Short problem >>
Wherever the string "Against" appears, copy the whole line.

# Start of Data in this exercise

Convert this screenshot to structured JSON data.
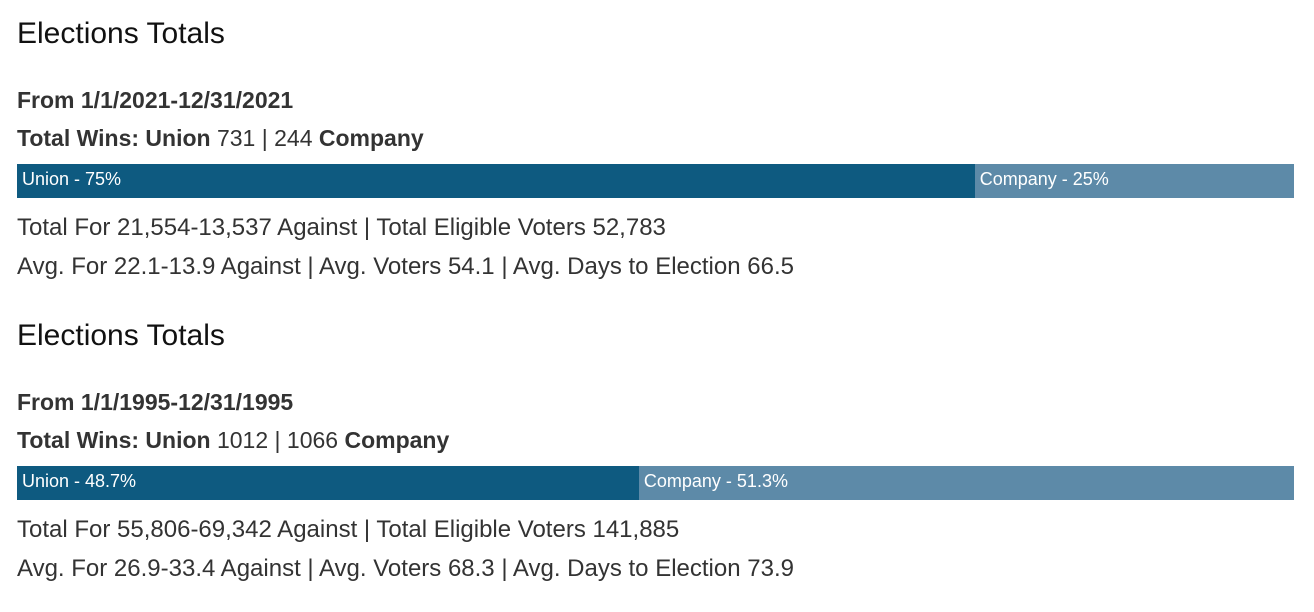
{
  "sections": [
    {
      "title": "Elections Totals",
      "range": "From 1/1/2021-12/31/2021",
      "wins": {
        "label": "Total Wins:",
        "union_label": "Union",
        "union_count": "731",
        "separator": "|",
        "company_count": "244",
        "company_label": "Company"
      },
      "bar": {
        "union_text": "Union - 75%",
        "company_text": "Company - 25%",
        "union_fraction": 0.75,
        "union_color": "#0e5a80",
        "company_color": "#5d8aa8"
      },
      "totals_line": "Total For 21,554-13,537 Against | Total Eligible Voters 52,783",
      "averages_line": "Avg. For 22.1-13.9 Against | Avg. Voters 54.1 | Avg. Days to Election 66.5"
    },
    {
      "title": "Elections Totals",
      "range": "From 1/1/1995-12/31/1995",
      "wins": {
        "label": "Total Wins:",
        "union_label": "Union",
        "union_count": "1012",
        "separator": "|",
        "company_count": "1066",
        "company_label": "Company"
      },
      "bar": {
        "union_text": "Union - 48.7%",
        "company_text": "Company - 51.3%",
        "union_fraction": 0.487,
        "union_color": "#0e5a80",
        "company_color": "#5d8aa8"
      },
      "totals_line": "Total For 55,806-69,342 Against | Total Eligible Voters 141,885",
      "averages_line": "Avg. For 26.9-33.4 Against | Avg. Voters 68.3 | Avg. Days to Election 73.9"
    }
  ]
}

# End of Data in this exercise

Task answer >>
      "totals_line": "Total For 21,554-13,537 Against | Total Eligible Voters 52,783",
      "averages_line": "Avg. For 22.1-13.9 Against | Avg. Voters 54.1 | Avg. Days to Election 66.5"
      "totals_line": "Total For 55,806-69,342 Against | Total Eligible Voters 141,885",
      "averages_line": "Avg. For 26.9-33.4 Against | Avg. Voters 68.3 | Avg. Days to Election 73.9"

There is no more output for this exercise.